** INSTRUCTIONS FOR THE TASK **
Copy all the entries below exactly, but not the pictures.

** ENTRIES SUPPLIED **

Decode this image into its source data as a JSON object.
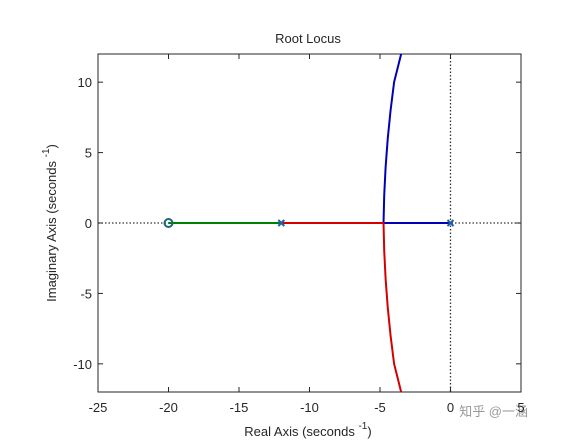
{
  "chart_data": {
    "type": "line",
    "title": "Root Locus",
    "xlabel": [
      "Real Axis (seconds ",
      "-1",
      ")"
    ],
    "ylabel": [
      "Imaginary Axis (seconds ",
      "-1",
      ")"
    ],
    "xlim": [
      -25,
      5
    ],
    "ylim": [
      -12,
      12
    ],
    "xticks": [
      -25,
      -20,
      -15,
      -10,
      -5,
      0,
      5
    ],
    "yticks": [
      -10,
      -5,
      0,
      5,
      10
    ],
    "grid": false,
    "series": [
      {
        "color": "#0000b4",
        "x": [
          0,
          -4.75,
          -4.7,
          -4.6,
          -4.45,
          -4.25,
          -4.0,
          -3.5
        ],
        "y": [
          0,
          0,
          2,
          4,
          6,
          8,
          10,
          12
        ]
      },
      {
        "color": "#d40000",
        "x": [
          -12,
          -4.75,
          -4.7,
          -4.6,
          -4.45,
          -4.25,
          -4.0,
          -3.5
        ],
        "y": [
          0,
          0,
          -2,
          -4,
          -6,
          -8,
          -10,
          -12
        ]
      },
      {
        "color": "#008000",
        "x": [
          -20,
          -12
        ],
        "y": [
          0,
          0
        ]
      }
    ],
    "poles": {
      "color": "#1f5fa8",
      "x": [
        0,
        -12
      ],
      "y": [
        0,
        0
      ]
    },
    "zeros": {
      "color": "#1a6a7a",
      "x": [
        -20
      ],
      "y": [
        0
      ]
    },
    "watermark": "知乎 @一涵"
  }
}
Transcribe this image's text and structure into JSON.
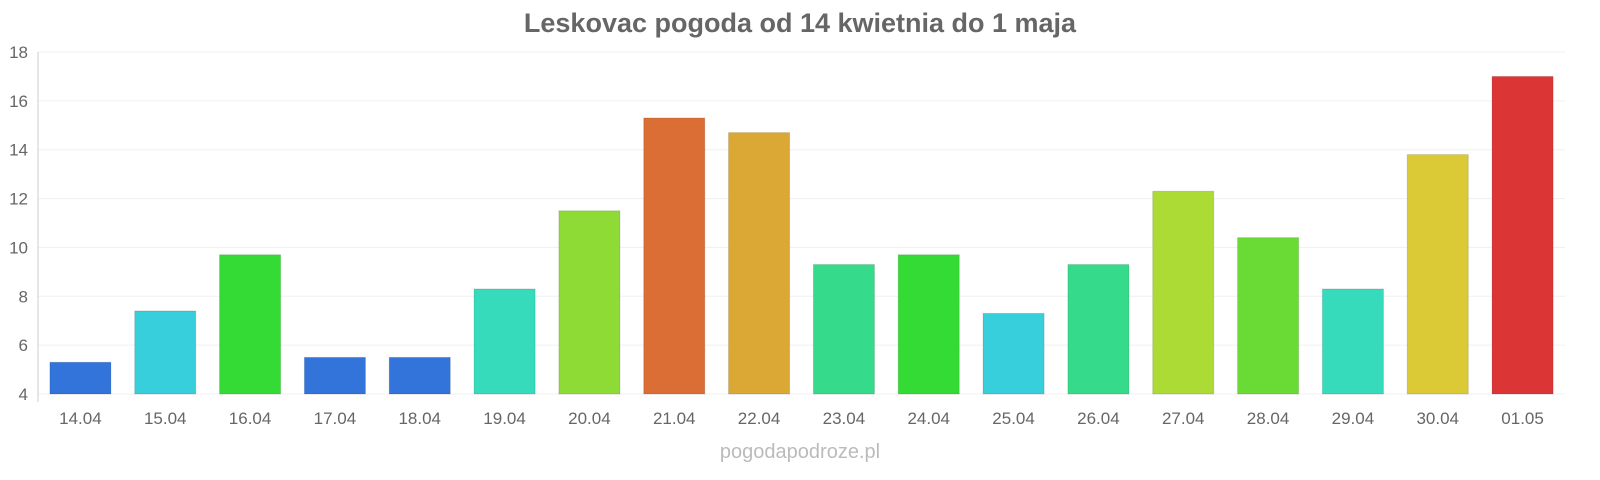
{
  "chart_data": {
    "type": "bar",
    "title": "Leskovac pogoda od 14 kwietnia do 1 maja",
    "xlabel": "",
    "ylabel": "",
    "ylim": [
      4,
      18
    ],
    "yticks": [
      4,
      6,
      8,
      10,
      12,
      14,
      16,
      18
    ],
    "grid": true,
    "categories": [
      "14.04",
      "15.04",
      "16.04",
      "17.04",
      "18.04",
      "19.04",
      "20.04",
      "21.04",
      "22.04",
      "23.04",
      "24.04",
      "25.04",
      "26.04",
      "27.04",
      "28.04",
      "29.04",
      "30.04",
      "01.05"
    ],
    "values": [
      5.3,
      7.4,
      9.7,
      5.5,
      5.5,
      8.3,
      11.5,
      15.3,
      14.7,
      9.3,
      9.7,
      7.3,
      9.3,
      12.3,
      10.4,
      8.3,
      13.8,
      17.0
    ],
    "colors": [
      "#3374db",
      "#37cfdb",
      "#35db35",
      "#3374db",
      "#3374db",
      "#35dbbb",
      "#8fdb35",
      "#db6e35",
      "#dba835",
      "#35db8a",
      "#35db35",
      "#37cfdb",
      "#35db8a",
      "#addb35",
      "#6adb35",
      "#35dbbb",
      "#dbca35",
      "#db3535"
    ]
  },
  "watermark": "pogodapodroze.pl"
}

** SOLUTION FOR THIS PROBLEM **
Decode this image into its source data as a JSON object.
{
  "chart_data": {
    "type": "line",
    "title": "Root Locus",
    "xlabel": [
      "Real Axis (seconds ",
      "-1",
      ")"
    ],
    "ylabel": [
      "Imaginary Axis (seconds ",
      "-1",
      ")"
    ],
    "xlim": [
      -25,
      5
    ],
    "ylim": [
      -12,
      12
    ],
    "xticks": [
      -25,
      -20,
      -15,
      -10,
      -5,
      0,
      5
    ],
    "yticks": [
      -10,
      -5,
      0,
      5,
      10
    ],
    "grid": false,
    "series": [
      {
        "color": "#0000b4",
        "x": [
          0,
          -4.75,
          -4.7,
          -4.6,
          -4.45,
          -4.25,
          -4.0,
          -3.5
        ],
        "y": [
          0,
          0,
          2,
          4,
          6,
          8,
          10,
          12
        ]
      },
      {
        "color": "#d40000",
        "x": [
          -12,
          -4.75,
          -4.7,
          -4.6,
          -4.45,
          -4.25,
          -4.0,
          -3.5
        ],
        "y": [
          0,
          0,
          -2,
          -4,
          -6,
          -8,
          -10,
          -12
        ]
      },
      {
        "color": "#008000",
        "x": [
          -20,
          -12
        ],
        "y": [
          0,
          0
        ]
      }
    ],
    "poles": {
      "color": "#1f5fa8",
      "x": [
        0,
        -12
      ],
      "y": [
        0,
        0
      ]
    },
    "zeros": {
      "color": "#1a6a7a",
      "x": [
        -20
      ],
      "y": [
        0
      ]
    },
    "watermark": "知乎 @一涵"
  }
}
Transcribe this image's text and structure into JSON.
{
  "chart_data": {
    "type": "bar",
    "title": "Leskovac pogoda od 14 kwietnia do 1 maja",
    "xlabel": "",
    "ylabel": "",
    "ylim": [
      4,
      18
    ],
    "yticks": [
      4,
      6,
      8,
      10,
      12,
      14,
      16,
      18
    ],
    "grid": true,
    "categories": [
      "14.04",
      "15.04",
      "16.04",
      "17.04",
      "18.04",
      "19.04",
      "20.04",
      "21.04",
      "22.04",
      "23.04",
      "24.04",
      "25.04",
      "26.04",
      "27.04",
      "28.04",
      "29.04",
      "30.04",
      "01.05"
    ],
    "values": [
      5.3,
      7.4,
      9.7,
      5.5,
      5.5,
      8.3,
      11.5,
      15.3,
      14.7,
      9.3,
      9.7,
      7.3,
      9.3,
      12.3,
      10.4,
      8.3,
      13.8,
      17.0
    ],
    "colors": [
      "#3374db",
      "#37cfdb",
      "#35db35",
      "#3374db",
      "#3374db",
      "#35dbbb",
      "#8fdb35",
      "#db6e35",
      "#dba835",
      "#35db8a",
      "#35db35",
      "#37cfdb",
      "#35db8a",
      "#addb35",
      "#6adb35",
      "#35dbbb",
      "#dbca35",
      "#db3535"
    ]
  },
  "watermark": "pogodapodroze.pl"
}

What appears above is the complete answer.